= Stored data =
● ● ● ● ●
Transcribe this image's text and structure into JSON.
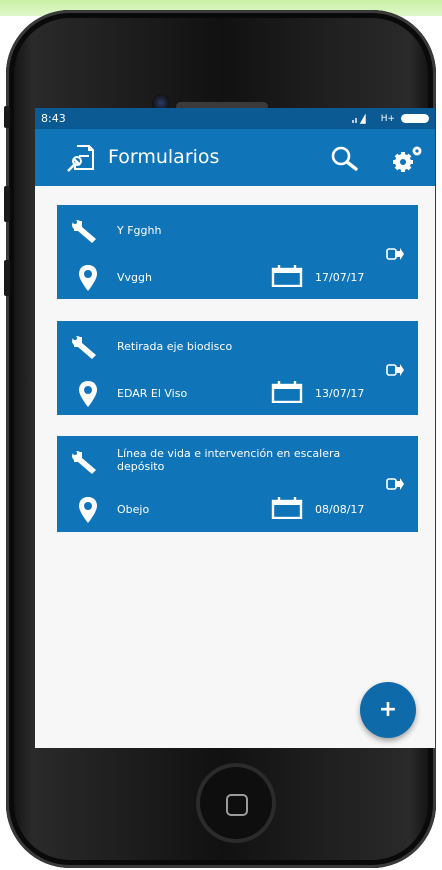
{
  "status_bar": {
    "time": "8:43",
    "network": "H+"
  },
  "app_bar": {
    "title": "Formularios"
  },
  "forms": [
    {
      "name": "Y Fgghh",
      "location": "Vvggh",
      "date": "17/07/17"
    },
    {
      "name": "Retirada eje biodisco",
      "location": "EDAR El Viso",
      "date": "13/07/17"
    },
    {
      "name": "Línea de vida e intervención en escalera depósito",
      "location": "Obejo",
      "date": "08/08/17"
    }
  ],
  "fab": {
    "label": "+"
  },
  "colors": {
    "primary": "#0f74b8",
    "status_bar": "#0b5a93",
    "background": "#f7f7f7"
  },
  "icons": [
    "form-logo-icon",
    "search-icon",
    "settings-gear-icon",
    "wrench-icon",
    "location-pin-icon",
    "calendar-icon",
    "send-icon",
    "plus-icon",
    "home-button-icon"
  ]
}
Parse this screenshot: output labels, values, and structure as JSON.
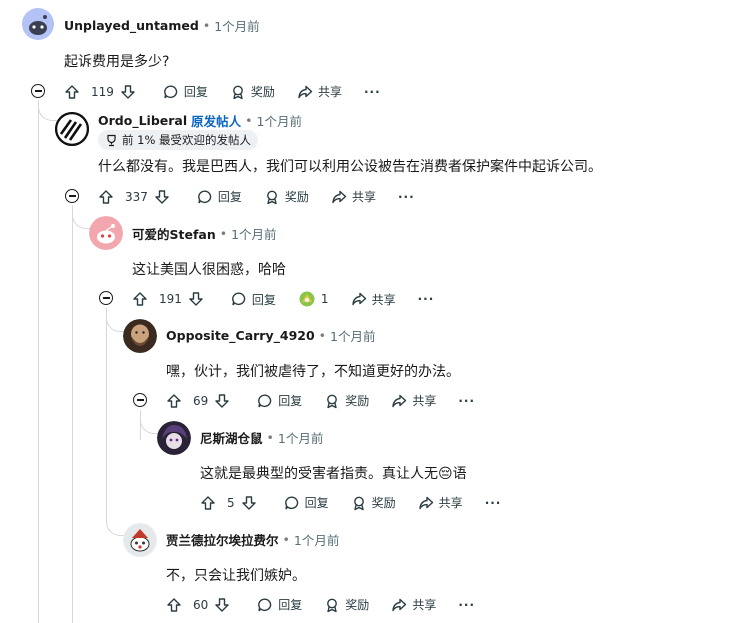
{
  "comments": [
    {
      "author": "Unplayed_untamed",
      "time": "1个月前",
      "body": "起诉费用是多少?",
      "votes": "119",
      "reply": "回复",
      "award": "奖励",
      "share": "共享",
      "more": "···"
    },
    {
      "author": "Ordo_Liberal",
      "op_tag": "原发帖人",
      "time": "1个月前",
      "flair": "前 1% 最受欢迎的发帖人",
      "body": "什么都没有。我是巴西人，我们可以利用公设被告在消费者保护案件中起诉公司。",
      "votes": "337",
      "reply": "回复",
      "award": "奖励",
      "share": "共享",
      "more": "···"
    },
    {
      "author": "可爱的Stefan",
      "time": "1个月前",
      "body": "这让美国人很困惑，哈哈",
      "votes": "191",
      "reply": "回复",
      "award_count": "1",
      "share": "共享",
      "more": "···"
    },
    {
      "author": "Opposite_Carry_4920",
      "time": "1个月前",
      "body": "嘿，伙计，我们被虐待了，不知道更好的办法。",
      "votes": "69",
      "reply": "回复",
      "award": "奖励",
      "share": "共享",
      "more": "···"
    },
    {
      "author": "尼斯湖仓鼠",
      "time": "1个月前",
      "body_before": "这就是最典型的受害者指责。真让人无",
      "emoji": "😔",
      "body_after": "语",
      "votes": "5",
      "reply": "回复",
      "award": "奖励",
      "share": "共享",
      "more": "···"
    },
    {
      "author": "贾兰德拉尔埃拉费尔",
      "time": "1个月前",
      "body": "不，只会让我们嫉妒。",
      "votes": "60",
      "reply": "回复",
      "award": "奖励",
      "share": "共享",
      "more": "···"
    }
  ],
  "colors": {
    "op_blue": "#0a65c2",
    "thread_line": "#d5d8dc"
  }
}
● ● ● ● ●
= Your task =
Your task is to retype all the entries exactly and leave out any pictures.

= Solution to this task =
Transcribe this image's text and structure into JSON.
{
  "status_bar": {
    "time": "8:43",
    "network": "H+"
  },
  "app_bar": {
    "title": "Formularios"
  },
  "forms": [
    {
      "name": "Y Fgghh",
      "location": "Vvggh",
      "date": "17/07/17"
    },
    {
      "name": "Retirada eje biodisco",
      "location": "EDAR El Viso",
      "date": "13/07/17"
    },
    {
      "name": "Línea de vida e intervención en escalera depósito",
      "location": "Obejo",
      "date": "08/08/17"
    }
  ],
  "fab": {
    "label": "+"
  },
  "colors": {
    "primary": "#0f74b8",
    "status_bar": "#0b5a93",
    "background": "#f7f7f7"
  },
  "icons": [
    "form-logo-icon",
    "search-icon",
    "settings-gear-icon",
    "wrench-icon",
    "location-pin-icon",
    "calendar-icon",
    "send-icon",
    "plus-icon",
    "home-button-icon"
  ]
}
Parse this screenshot: output labels, values, and structure as JSON.
{
  "comments": [
    {
      "author": "Unplayed_untamed",
      "time": "1个月前",
      "body": "起诉费用是多少?",
      "votes": "119",
      "reply": "回复",
      "award": "奖励",
      "share": "共享",
      "more": "···"
    },
    {
      "author": "Ordo_Liberal",
      "op_tag": "原发帖人",
      "time": "1个月前",
      "flair": "前 1% 最受欢迎的发帖人",
      "body": "什么都没有。我是巴西人，我们可以利用公设被告在消费者保护案件中起诉公司。",
      "votes": "337",
      "reply": "回复",
      "award": "奖励",
      "share": "共享",
      "more": "···"
    },
    {
      "author": "可爱的Stefan",
      "time": "1个月前",
      "body": "这让美国人很困惑，哈哈",
      "votes": "191",
      "reply": "回复",
      "award_count": "1",
      "share": "共享",
      "more": "···"
    },
    {
      "author": "Opposite_Carry_4920",
      "time": "1个月前",
      "body": "嘿，伙计，我们被虐待了，不知道更好的办法。",
      "votes": "69",
      "reply": "回复",
      "award": "奖励",
      "share": "共享",
      "more": "···"
    },
    {
      "author": "尼斯湖仓鼠",
      "time": "1个月前",
      "body_before": "这就是最典型的受害者指责。真让人无",
      "emoji": "😔",
      "body_after": "语",
      "votes": "5",
      "reply": "回复",
      "award": "奖励",
      "share": "共享",
      "more": "···"
    },
    {
      "author": "贾兰德拉尔埃拉费尔",
      "time": "1个月前",
      "body": "不，只会让我们嫉妒。",
      "votes": "60",
      "reply": "回复",
      "award": "奖励",
      "share": "共享",
      "more": "···"
    }
  ],
  "colors": {
    "op_blue": "#0a65c2",
    "thread_line": "#d5d8dc"
  }
}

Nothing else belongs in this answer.